## TASK TO CARRY OUT
Every record must be repeated exactly, with no omission.

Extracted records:

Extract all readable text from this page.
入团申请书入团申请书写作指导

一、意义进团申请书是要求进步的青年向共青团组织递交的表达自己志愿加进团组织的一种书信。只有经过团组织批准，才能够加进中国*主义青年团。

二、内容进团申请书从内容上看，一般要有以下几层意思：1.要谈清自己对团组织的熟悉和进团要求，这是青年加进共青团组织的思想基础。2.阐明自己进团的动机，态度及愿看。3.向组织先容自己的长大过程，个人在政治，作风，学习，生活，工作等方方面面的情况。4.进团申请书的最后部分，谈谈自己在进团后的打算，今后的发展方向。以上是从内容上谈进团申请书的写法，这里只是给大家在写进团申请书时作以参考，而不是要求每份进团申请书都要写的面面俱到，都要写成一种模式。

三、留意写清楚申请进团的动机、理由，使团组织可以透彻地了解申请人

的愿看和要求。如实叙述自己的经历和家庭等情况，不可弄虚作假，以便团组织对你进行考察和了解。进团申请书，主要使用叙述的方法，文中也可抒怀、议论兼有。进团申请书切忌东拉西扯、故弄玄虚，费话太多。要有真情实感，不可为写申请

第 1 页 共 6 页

## CORRECT ANSWER
Extract all readable text from this page.
入团申请书入团申请书写作指导

一、意义进团申请书是要求进步的青年向共青团组织递交的表达自己志愿加进团组织的一种书信。只有经过团组织批准，才能够加进中国*主义青年团。

二、内容进团申请书从内容上看，一般要有以下几层意思：1.要谈清自己对团组织的熟悉和进团要求，这是青年加进共青团组织的思想基础。2.阐明自己进团的动机，态度及愿看。3.向组织先容自己的长大过程，个人在政治，作风，学习，生活，工作等方方面面的情况。4.进团申请书的最后部分，谈谈自己在进团后的打算，今后的发展方向。以上是从内容上谈进团申请书的写法，这里只是给大家在写进团申请书时作以参考，而不是要求每份进团申请书都要写的面面俱到，都要写成一种模式。

三、留意写清楚申请进团的动机、理由，使团组织可以透彻地了解申请人

的愿看和要求。如实叙述自己的经历和家庭等情况，不可弄虚作假，以便团组织对你进行考察和了解。进团申请书，主要使用叙述的方法，文中也可抒怀、议论兼有。进团申请书切忌东拉西扯、故弄玄虚，费话太多。要有真情实感，不可为写申请

第 1 页 共 6 页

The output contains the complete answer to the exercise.